> _EXERCISE_
Repeat the entries that follow verbatim, without any of their pictures.

START INPUT RECORDS

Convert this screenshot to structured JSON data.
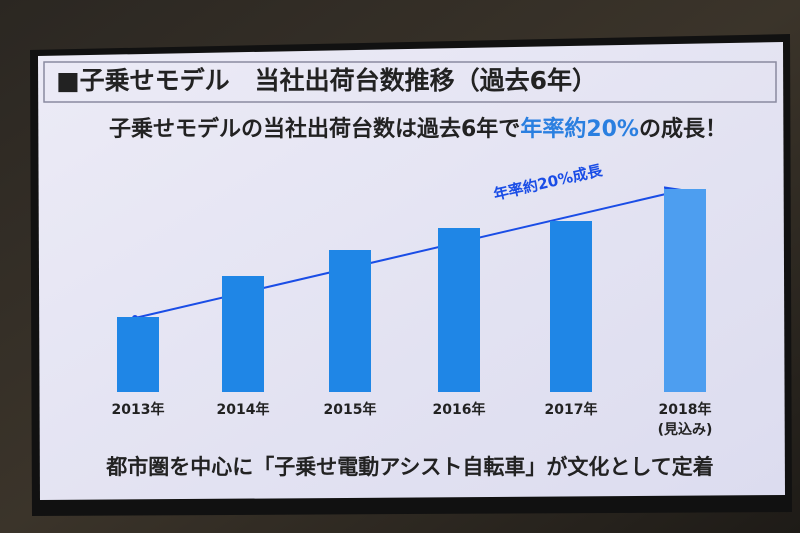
{
  "chart_data": {
    "type": "bar",
    "title": "■子乗せモデル　当社出荷台数推移（過去6年）",
    "subtitle": [
      "子乗せモデルの当社出荷台数は過去6年で",
      "年率約20%",
      "の成長！"
    ],
    "annotation": "年率約20%成長",
    "categories": [
      "2013年",
      "2014年",
      "2015年",
      "2016年",
      "2017年",
      "2018年"
    ],
    "category_note": "(見込み)",
    "values": [
      75,
      116,
      142,
      164,
      171,
      203
    ],
    "colors": [
      "#1f86e6",
      "#1f86e6",
      "#1f86e6",
      "#1f86e6",
      "#1f86e6",
      "#4d9ef0"
    ],
    "ylim": [
      0,
      220
    ],
    "footnote": "都市圏を中心に「子乗せ電動アシスト自転車」が文化として定着"
  }
}
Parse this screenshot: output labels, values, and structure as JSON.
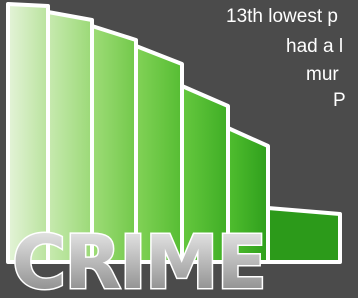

END INPUT RECORDS

> _SOLUTION_
Convert this screenshot to structured JSON data.
{
  "chart_data": {
    "type": "bar",
    "title": "■子乗せモデル　当社出荷台数推移（過去6年）",
    "subtitle": [
      "子乗せモデルの当社出荷台数は過去6年で",
      "年率約20%",
      "の成長！"
    ],
    "annotation": "年率約20%成長",
    "categories": [
      "2013年",
      "2014年",
      "2015年",
      "2016年",
      "2017年",
      "2018年"
    ],
    "category_note": "(見込み)",
    "values": [
      75,
      116,
      142,
      164,
      171,
      203
    ],
    "colors": [
      "#1f86e6",
      "#1f86e6",
      "#1f86e6",
      "#1f86e6",
      "#1f86e6",
      "#4d9ef0"
    ],
    "ylim": [
      0,
      220
    ],
    "footnote": "都市圏を中心に「子乗せ電動アシスト自転車」が文化として定着"
  }
}
Parse this screenshot: output labels, values, and structure as JSON.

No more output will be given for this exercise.